Task prompt
Identify the lines that contain the string "للنظام" and report only how many there are.

Extracted entries
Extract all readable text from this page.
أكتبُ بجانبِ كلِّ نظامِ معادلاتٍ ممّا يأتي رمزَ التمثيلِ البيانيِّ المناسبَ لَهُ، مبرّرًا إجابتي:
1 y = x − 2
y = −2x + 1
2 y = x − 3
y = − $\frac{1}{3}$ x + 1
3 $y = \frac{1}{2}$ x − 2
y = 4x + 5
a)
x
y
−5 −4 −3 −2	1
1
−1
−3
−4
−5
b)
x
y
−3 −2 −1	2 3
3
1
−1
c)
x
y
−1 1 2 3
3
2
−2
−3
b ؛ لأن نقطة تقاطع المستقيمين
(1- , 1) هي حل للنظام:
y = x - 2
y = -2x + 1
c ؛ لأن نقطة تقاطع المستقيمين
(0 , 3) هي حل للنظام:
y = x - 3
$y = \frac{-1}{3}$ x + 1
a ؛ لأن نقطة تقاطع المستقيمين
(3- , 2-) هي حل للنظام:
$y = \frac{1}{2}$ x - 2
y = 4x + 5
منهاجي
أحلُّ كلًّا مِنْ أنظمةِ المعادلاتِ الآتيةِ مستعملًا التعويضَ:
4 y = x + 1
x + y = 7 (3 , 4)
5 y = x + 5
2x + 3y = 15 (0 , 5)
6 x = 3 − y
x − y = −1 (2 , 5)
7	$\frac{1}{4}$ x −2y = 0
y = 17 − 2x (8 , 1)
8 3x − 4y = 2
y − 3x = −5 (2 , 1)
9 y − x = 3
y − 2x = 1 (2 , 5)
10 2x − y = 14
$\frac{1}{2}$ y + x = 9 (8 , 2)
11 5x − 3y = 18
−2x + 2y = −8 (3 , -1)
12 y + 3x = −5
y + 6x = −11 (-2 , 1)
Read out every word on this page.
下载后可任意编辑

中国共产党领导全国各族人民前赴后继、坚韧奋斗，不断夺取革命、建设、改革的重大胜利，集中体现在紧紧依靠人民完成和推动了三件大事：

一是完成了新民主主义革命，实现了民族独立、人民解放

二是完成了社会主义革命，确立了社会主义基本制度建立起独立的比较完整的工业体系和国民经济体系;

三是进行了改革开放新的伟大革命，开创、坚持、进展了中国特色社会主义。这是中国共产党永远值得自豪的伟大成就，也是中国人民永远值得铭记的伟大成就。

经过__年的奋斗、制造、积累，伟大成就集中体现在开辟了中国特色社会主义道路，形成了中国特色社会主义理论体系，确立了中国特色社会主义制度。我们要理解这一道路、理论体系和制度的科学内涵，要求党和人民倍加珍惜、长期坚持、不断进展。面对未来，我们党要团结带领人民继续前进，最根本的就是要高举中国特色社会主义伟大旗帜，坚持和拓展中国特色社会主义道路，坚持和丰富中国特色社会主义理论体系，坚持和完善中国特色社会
---
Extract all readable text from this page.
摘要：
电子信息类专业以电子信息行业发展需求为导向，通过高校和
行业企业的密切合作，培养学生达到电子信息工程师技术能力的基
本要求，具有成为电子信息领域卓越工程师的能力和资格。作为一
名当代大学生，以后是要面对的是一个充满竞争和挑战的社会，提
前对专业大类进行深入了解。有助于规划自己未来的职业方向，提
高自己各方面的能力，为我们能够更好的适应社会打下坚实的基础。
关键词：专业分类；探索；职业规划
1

Written solution
3